Instructions for the task: Copy every line of the data in which the word "Compras" occurs.

↓

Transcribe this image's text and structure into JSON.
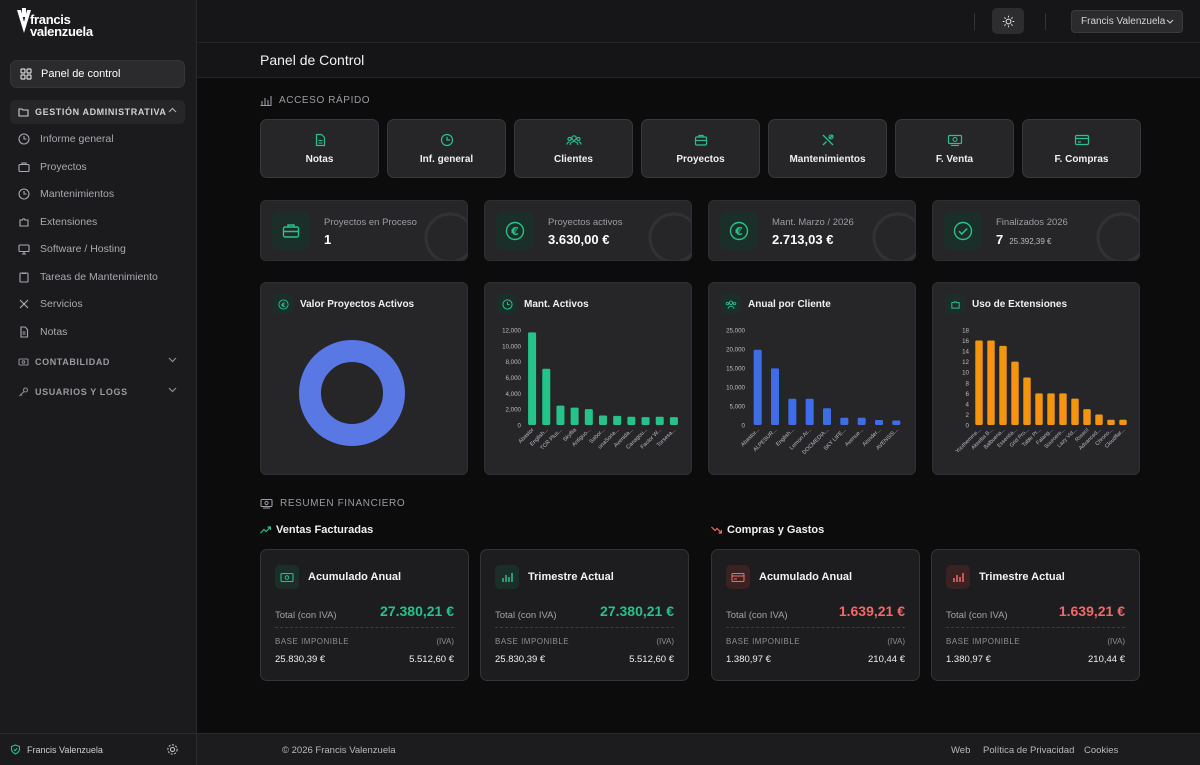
{
  "brand": {
    "line1": "francis",
    "line2": "valenzuela"
  },
  "sidebar": {
    "active": "Panel de control",
    "section_admin": "GESTIÓN ADMINISTRATIVA",
    "items": [
      "Informe general",
      "Proyectos",
      "Mantenimientos",
      "Extensiones",
      "Software / Hosting",
      "Tareas de Mantenimiento",
      "Servicios",
      "Notas"
    ],
    "section_accounting": "CONTABILIDAD",
    "section_users": "USUARIOS Y LOGS",
    "footer_user": "Francis Valenzuela"
  },
  "topbar": {
    "user": "Francis Valenzuela"
  },
  "page_title": "Panel de Control",
  "quick_access": {
    "label": "ACCESO RÁPIDO",
    "items": [
      "Notas",
      "Inf. general",
      "Clientes",
      "Proyectos",
      "Mantenimientos",
      "F. Venta",
      "F. Compras"
    ]
  },
  "stats": [
    {
      "label": "Proyectos en Proceso",
      "value": "1",
      "sub": ""
    },
    {
      "label": "Proyectos activos",
      "value": "3.630,00 €",
      "sub": ""
    },
    {
      "label": "Mant. Marzo / 2026",
      "value": "2.713,03 €",
      "sub": ""
    },
    {
      "label": "Finalizados 2026",
      "value": "7",
      "sub": "25.392,39 €"
    }
  ],
  "charts_titles": [
    "Valor Proyectos Activos",
    "Mant. Activos",
    "Anual por Cliente",
    "Uso de Extensiones"
  ],
  "colors": {
    "green": "#27c28a",
    "blue": "#3d6ee8",
    "orange": "#f4950f",
    "donut": "#5a78e4",
    "red": "#f06a6a"
  },
  "chart_data": [
    {
      "type": "pie",
      "title": "Valor Proyectos Activos",
      "values": [
        100
      ]
    },
    {
      "type": "bar",
      "title": "Mant. Activos",
      "categories": [
        "Abastor",
        "English...",
        "TCR Plus...",
        "Skyflia",
        "Antiguo...",
        "Sabor...",
        "unaSoria...",
        "Avenida...",
        "Canagou...",
        "Factor W...",
        "Torsesa..."
      ],
      "values": [
        11700,
        7100,
        2450,
        2200,
        2000,
        1200,
        1150,
        1050,
        1000,
        1050,
        1000
      ],
      "yticks": [
        "12,000",
        "10,000",
        "8,000",
        "6,000",
        "4,000",
        "2,000",
        "0"
      ],
      "ylim": [
        0,
        12000
      ]
    },
    {
      "type": "bar",
      "title": "Anual por Cliente",
      "categories": [
        "Abastor...",
        "ALPESUR...",
        "English...",
        "Lemon Ar...",
        "DOCMEDIA...",
        "SKY LIFE...",
        "Avenue...",
        "Aisnder...",
        "AVENSIS..."
      ],
      "values": [
        19800,
        14900,
        6900,
        6900,
        4400,
        1900,
        1900,
        1300,
        1200
      ],
      "yticks": [
        "25,000",
        "20,000",
        "15,000",
        "10,000",
        "5,000",
        "0"
      ],
      "ylim": [
        0,
        25000
      ]
    },
    {
      "type": "bar",
      "title": "Uso de Extensiones",
      "categories": [
        "Yoothemme...",
        "Akeeba B...",
        "Balbuena...",
        "Essentia...",
        "Grid Pro...",
        "Table Pr...",
        "Falang...",
        "Sourcere...",
        "Lazy Vid...",
        "Rsseo!",
        "Advanced...",
        "Chrono...",
        "Cloudflar..."
      ],
      "values": [
        16,
        16,
        15,
        12,
        9,
        6,
        6,
        6,
        5,
        3,
        2,
        1,
        1
      ],
      "yticks": [
        "18",
        "16",
        "14",
        "12",
        "10",
        "8",
        "6",
        "4",
        "2",
        "0"
      ],
      "ylim": [
        0,
        18
      ]
    }
  ],
  "finance": {
    "label": "RESUMEN FINANCIERO",
    "sales_title": "Ventas Facturadas",
    "purchases_title": "Compras y Gastos",
    "cards": [
      {
        "title": "Acumulado Anual",
        "total_label": "Total (con IVA)",
        "total": "27.380,21 €",
        "base_label": "BASE IMPONIBLE",
        "iva_label": "(IVA)",
        "base": "25.830,39 €",
        "iva": "5.512,60 €"
      },
      {
        "title": "Trimestre Actual",
        "total_label": "Total (con IVA)",
        "total": "27.380,21 €",
        "base_label": "BASE IMPONIBLE",
        "iva_label": "(IVA)",
        "base": "25.830,39 €",
        "iva": "5.512,60 €"
      },
      {
        "title": "Acumulado Anual",
        "total_label": "Total (con IVA)",
        "total": "1.639,21 €",
        "base_label": "BASE IMPONIBLE",
        "iva_label": "(IVA)",
        "base": "1.380,97 €",
        "iva": "210,44 €"
      },
      {
        "title": "Trimestre Actual",
        "total_label": "Total (con IVA)",
        "total": "1.639,21 €",
        "base_label": "BASE IMPONIBLE",
        "iva_label": "(IVA)",
        "base": "1.380,97 €",
        "iva": "210,44 €"
      }
    ]
  },
  "footer": {
    "copy": "© 2026 Francis Valenzuela",
    "links": [
      "Web",
      "Política de Privacidad",
      "Cookies"
    ]
  }
}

↑

Result below:
      "F. Compras"
    "purchases_title": "Compras y Gastos",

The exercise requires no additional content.